A block of data
* Start *
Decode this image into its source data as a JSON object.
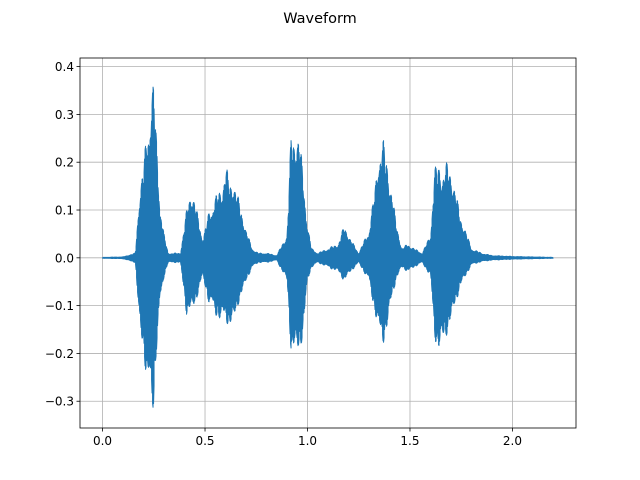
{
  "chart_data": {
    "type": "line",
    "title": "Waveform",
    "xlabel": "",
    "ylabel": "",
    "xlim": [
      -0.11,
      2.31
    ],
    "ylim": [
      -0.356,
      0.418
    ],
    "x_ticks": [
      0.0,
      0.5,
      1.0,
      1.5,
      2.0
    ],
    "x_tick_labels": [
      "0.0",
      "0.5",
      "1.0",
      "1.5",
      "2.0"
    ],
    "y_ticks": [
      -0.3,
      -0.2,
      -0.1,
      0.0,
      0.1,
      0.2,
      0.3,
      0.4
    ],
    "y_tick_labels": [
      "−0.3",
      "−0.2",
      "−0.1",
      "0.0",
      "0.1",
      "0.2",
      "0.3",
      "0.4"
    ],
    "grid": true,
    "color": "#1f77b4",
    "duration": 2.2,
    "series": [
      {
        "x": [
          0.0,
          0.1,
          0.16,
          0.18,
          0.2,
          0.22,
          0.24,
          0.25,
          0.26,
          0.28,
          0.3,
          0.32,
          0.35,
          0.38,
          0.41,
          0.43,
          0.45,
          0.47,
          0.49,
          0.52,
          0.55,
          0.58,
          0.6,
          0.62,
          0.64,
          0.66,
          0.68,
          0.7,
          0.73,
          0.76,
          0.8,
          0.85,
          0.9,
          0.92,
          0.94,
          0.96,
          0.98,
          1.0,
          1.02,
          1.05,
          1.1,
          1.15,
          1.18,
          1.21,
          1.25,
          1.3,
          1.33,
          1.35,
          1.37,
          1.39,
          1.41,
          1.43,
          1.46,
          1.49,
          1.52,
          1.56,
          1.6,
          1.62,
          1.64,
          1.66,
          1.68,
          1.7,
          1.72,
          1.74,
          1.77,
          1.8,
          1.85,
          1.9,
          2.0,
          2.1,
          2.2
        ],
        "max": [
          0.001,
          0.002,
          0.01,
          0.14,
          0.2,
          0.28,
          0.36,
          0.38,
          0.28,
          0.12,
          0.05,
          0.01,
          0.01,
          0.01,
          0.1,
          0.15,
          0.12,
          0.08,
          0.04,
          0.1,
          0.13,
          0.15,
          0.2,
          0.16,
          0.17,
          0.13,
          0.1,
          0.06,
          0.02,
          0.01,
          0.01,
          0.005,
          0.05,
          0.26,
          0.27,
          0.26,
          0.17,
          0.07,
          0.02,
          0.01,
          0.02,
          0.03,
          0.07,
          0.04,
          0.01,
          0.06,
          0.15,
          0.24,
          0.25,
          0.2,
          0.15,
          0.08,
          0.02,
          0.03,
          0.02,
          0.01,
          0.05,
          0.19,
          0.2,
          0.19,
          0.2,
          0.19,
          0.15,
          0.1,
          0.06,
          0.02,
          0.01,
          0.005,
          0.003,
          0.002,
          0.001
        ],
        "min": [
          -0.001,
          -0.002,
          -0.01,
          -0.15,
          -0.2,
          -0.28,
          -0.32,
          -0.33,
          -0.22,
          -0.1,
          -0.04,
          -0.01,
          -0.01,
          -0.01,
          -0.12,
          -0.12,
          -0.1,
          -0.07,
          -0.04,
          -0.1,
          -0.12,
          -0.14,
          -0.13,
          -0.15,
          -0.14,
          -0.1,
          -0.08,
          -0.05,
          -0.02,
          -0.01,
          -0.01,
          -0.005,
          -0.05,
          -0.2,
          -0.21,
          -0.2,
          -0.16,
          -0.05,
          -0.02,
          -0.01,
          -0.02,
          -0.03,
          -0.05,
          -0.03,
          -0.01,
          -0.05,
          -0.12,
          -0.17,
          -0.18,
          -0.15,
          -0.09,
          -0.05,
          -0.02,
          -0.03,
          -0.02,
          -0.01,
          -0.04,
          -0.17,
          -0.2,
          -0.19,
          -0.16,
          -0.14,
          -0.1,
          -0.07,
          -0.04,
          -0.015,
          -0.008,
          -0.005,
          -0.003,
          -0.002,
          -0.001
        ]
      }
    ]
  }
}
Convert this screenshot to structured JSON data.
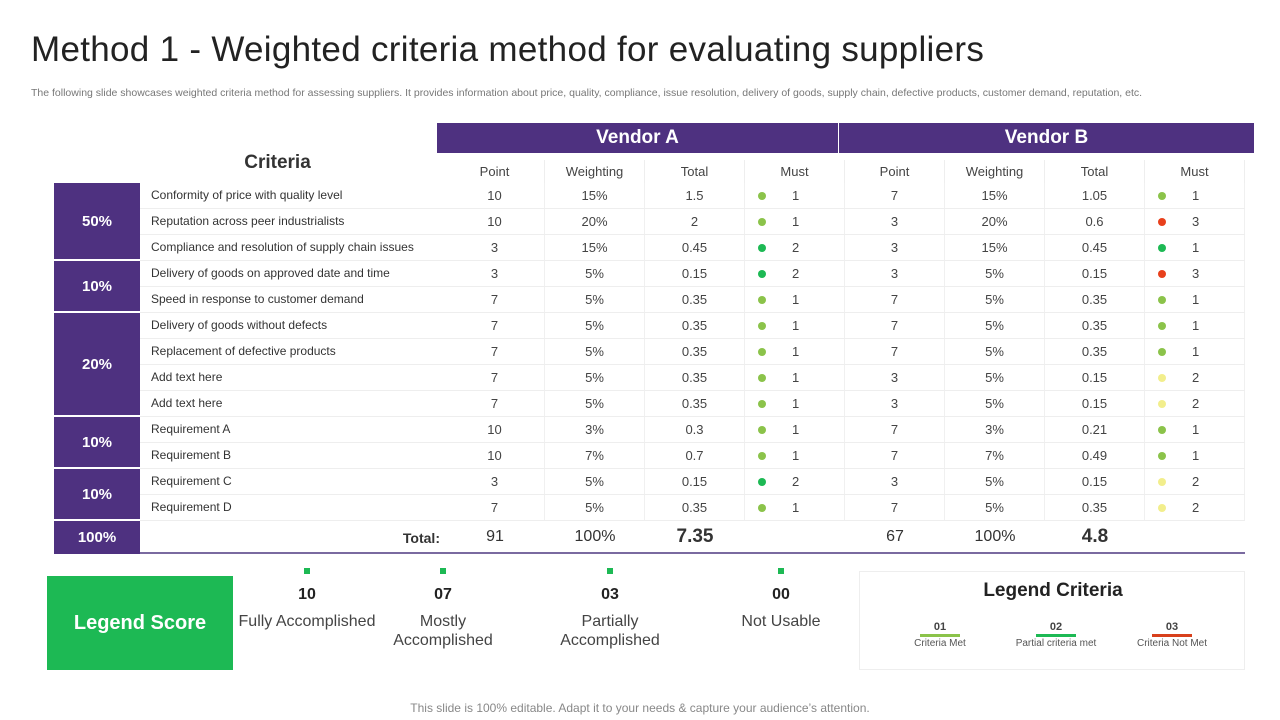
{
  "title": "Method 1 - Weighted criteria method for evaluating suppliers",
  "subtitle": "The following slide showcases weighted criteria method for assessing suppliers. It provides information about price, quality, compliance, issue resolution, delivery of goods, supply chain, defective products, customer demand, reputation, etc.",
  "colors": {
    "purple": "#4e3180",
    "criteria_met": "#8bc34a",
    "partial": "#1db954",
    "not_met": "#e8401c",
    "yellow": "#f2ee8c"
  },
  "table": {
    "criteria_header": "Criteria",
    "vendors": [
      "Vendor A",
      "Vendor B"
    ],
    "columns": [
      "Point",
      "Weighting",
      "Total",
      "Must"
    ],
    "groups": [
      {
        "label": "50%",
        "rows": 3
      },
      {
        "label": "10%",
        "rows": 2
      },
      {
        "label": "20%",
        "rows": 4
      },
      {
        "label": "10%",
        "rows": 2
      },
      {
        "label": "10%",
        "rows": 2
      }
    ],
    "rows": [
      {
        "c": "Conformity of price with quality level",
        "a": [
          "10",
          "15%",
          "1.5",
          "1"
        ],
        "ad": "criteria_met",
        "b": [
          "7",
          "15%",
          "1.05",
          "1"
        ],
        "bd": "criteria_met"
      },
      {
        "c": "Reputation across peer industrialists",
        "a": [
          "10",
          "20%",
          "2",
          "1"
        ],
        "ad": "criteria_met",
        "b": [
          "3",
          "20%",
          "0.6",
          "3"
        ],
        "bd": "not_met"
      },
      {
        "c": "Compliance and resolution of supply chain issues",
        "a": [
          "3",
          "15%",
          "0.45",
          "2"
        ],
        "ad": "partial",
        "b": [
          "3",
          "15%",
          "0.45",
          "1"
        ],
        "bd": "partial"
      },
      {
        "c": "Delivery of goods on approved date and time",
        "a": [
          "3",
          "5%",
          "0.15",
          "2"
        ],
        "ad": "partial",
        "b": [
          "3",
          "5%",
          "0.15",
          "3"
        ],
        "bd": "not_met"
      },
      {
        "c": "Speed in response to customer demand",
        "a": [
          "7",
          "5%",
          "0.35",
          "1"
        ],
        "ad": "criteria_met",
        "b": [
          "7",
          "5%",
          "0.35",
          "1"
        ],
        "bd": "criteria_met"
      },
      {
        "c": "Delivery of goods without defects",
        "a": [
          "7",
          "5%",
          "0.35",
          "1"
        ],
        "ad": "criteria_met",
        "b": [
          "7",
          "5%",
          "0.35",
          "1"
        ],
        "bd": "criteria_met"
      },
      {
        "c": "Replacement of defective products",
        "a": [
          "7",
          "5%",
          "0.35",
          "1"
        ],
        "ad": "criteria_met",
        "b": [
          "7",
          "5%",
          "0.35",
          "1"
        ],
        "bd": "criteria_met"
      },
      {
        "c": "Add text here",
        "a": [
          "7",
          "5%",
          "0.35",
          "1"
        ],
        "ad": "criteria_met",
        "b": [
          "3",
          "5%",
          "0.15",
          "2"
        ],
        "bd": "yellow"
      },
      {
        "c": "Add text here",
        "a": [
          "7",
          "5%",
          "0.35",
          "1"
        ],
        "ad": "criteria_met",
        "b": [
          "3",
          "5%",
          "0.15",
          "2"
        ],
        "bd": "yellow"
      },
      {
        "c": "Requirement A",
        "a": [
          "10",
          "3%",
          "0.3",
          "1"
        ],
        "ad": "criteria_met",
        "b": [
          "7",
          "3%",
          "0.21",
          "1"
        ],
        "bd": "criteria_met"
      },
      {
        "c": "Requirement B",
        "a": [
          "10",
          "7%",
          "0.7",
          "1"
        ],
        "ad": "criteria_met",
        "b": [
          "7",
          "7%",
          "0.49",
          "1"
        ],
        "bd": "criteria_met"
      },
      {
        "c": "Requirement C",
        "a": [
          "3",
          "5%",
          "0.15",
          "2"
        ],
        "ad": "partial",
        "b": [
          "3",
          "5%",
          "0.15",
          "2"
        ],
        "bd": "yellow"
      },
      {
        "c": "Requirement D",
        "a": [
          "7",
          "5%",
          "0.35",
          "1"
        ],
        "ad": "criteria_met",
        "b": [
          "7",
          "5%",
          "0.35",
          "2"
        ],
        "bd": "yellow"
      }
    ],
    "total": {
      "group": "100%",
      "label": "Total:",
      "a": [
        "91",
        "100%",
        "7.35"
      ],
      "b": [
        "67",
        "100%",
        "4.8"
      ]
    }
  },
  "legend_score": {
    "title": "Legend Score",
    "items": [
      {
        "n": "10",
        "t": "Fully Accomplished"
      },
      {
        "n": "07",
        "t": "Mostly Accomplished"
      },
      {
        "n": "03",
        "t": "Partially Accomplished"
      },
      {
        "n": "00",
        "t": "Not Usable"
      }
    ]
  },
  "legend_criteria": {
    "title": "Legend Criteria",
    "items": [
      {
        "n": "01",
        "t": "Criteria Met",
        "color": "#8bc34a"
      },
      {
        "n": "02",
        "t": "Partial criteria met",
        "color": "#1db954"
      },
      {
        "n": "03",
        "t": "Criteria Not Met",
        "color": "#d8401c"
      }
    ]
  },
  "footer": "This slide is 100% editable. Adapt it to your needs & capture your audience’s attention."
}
* End *
Show every line above in which the word "Requirement" occurs.

        "c": "Requirement A",
        "c": "Requirement B",
        "c": "Requirement C",
        "c": "Requirement D",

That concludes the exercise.